• [STORED ROWS]
::::
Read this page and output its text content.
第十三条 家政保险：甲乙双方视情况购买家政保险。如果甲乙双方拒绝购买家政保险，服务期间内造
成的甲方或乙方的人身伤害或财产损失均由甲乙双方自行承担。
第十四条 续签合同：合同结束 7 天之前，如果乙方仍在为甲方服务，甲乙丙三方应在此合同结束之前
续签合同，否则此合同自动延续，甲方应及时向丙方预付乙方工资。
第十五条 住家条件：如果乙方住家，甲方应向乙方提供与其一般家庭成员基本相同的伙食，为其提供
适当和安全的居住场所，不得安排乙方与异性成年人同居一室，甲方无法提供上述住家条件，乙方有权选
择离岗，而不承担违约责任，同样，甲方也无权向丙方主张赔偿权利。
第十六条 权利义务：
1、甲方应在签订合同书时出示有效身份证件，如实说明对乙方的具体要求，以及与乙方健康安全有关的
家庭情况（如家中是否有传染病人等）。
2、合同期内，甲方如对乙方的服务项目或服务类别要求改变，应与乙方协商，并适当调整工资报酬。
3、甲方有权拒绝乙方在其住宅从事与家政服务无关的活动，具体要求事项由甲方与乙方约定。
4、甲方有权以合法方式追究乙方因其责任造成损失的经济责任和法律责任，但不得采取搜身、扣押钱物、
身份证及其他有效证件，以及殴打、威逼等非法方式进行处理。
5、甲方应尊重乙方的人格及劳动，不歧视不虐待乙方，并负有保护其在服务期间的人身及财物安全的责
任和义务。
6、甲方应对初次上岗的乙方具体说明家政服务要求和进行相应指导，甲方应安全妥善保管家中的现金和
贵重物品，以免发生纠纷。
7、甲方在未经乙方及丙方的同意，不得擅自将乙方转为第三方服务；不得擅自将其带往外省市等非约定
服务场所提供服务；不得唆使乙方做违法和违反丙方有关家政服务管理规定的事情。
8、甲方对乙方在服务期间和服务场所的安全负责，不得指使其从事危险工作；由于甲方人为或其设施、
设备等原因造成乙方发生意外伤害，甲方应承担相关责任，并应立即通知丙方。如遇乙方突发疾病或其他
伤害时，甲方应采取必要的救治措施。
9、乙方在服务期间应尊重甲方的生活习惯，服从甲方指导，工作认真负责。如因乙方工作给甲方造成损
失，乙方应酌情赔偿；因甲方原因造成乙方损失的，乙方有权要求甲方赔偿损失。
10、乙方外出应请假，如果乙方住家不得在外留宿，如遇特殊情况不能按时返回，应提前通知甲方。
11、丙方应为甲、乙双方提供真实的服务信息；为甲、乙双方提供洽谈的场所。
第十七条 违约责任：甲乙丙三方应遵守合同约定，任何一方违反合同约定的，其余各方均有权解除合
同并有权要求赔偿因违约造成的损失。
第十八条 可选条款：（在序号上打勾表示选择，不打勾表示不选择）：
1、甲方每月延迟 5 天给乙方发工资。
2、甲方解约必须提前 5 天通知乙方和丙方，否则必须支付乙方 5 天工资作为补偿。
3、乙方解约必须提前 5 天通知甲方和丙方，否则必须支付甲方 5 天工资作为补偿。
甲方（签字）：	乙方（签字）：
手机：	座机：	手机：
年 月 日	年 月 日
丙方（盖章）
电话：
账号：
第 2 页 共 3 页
::::
• [WHAT IS BEING ASKED]
Print the entries exactly. Include every one.

• [EXERCISE RESULT]
Read this page and output its text content.
第十三条 家政保险：甲乙双方视情况购买家政保险。如果甲乙双方拒绝购买家政保险，服务期间内造
成的甲方或乙方的人身伤害或财产损失均由甲乙双方自行承担。
第十四条 续签合同：合同结束 7 天之前，如果乙方仍在为甲方服务，甲乙丙三方应在此合同结束之前
续签合同，否则此合同自动延续，甲方应及时向丙方预付乙方工资。
第十五条 住家条件：如果乙方住家，甲方应向乙方提供与其一般家庭成员基本相同的伙食，为其提供
适当和安全的居住场所，不得安排乙方与异性成年人同居一室，甲方无法提供上述住家条件，乙方有权选
择离岗，而不承担违约责任，同样，甲方也无权向丙方主张赔偿权利。
第十六条 权利义务：
1、甲方应在签订合同书时出示有效身份证件，如实说明对乙方的具体要求，以及与乙方健康安全有关的
家庭情况（如家中是否有传染病人等）。
2、合同期内，甲方如对乙方的服务项目或服务类别要求改变，应与乙方协商，并适当调整工资报酬。
3、甲方有权拒绝乙方在其住宅从事与家政服务无关的活动，具体要求事项由甲方与乙方约定。
4、甲方有权以合法方式追究乙方因其责任造成损失的经济责任和法律责任，但不得采取搜身、扣押钱物、
身份证及其他有效证件，以及殴打、威逼等非法方式进行处理。
5、甲方应尊重乙方的人格及劳动，不歧视不虐待乙方，并负有保护其在服务期间的人身及财物安全的责
任和义务。
6、甲方应对初次上岗的乙方具体说明家政服务要求和进行相应指导，甲方应安全妥善保管家中的现金和
贵重物品，以免发生纠纷。
7、甲方在未经乙方及丙方的同意，不得擅自将乙方转为第三方服务；不得擅自将其带往外省市等非约定
服务场所提供服务；不得唆使乙方做违法和违反丙方有关家政服务管理规定的事情。
8、甲方对乙方在服务期间和服务场所的安全负责，不得指使其从事危险工作；由于甲方人为或其设施、
设备等原因造成乙方发生意外伤害，甲方应承担相关责任，并应立即通知丙方。如遇乙方突发疾病或其他
伤害时，甲方应采取必要的救治措施。
9、乙方在服务期间应尊重甲方的生活习惯，服从甲方指导，工作认真负责。如因乙方工作给甲方造成损
失，乙方应酌情赔偿；因甲方原因造成乙方损失的，乙方有权要求甲方赔偿损失。
10、乙方外出应请假，如果乙方住家不得在外留宿，如遇特殊情况不能按时返回，应提前通知甲方。
11、丙方应为甲、乙双方提供真实的服务信息；为甲、乙双方提供洽谈的场所。
第十七条 违约责任：甲乙丙三方应遵守合同约定，任何一方违反合同约定的，其余各方均有权解除合
同并有权要求赔偿因违约造成的损失。
第十八条 可选条款：（在序号上打勾表示选择，不打勾表示不选择）：
1、甲方每月延迟 5 天给乙方发工资。
2、甲方解约必须提前 5 天通知乙方和丙方，否则必须支付乙方 5 天工资作为补偿。
3、乙方解约必须提前 5 天通知甲方和丙方，否则必须支付甲方 5 天工资作为补偿。
甲方（签字）：	乙方（签字）：
手机：	座机：	手机：
年 月 日	年 月 日
丙方（盖章）
电话：
账号：
第 2 页 共 3 页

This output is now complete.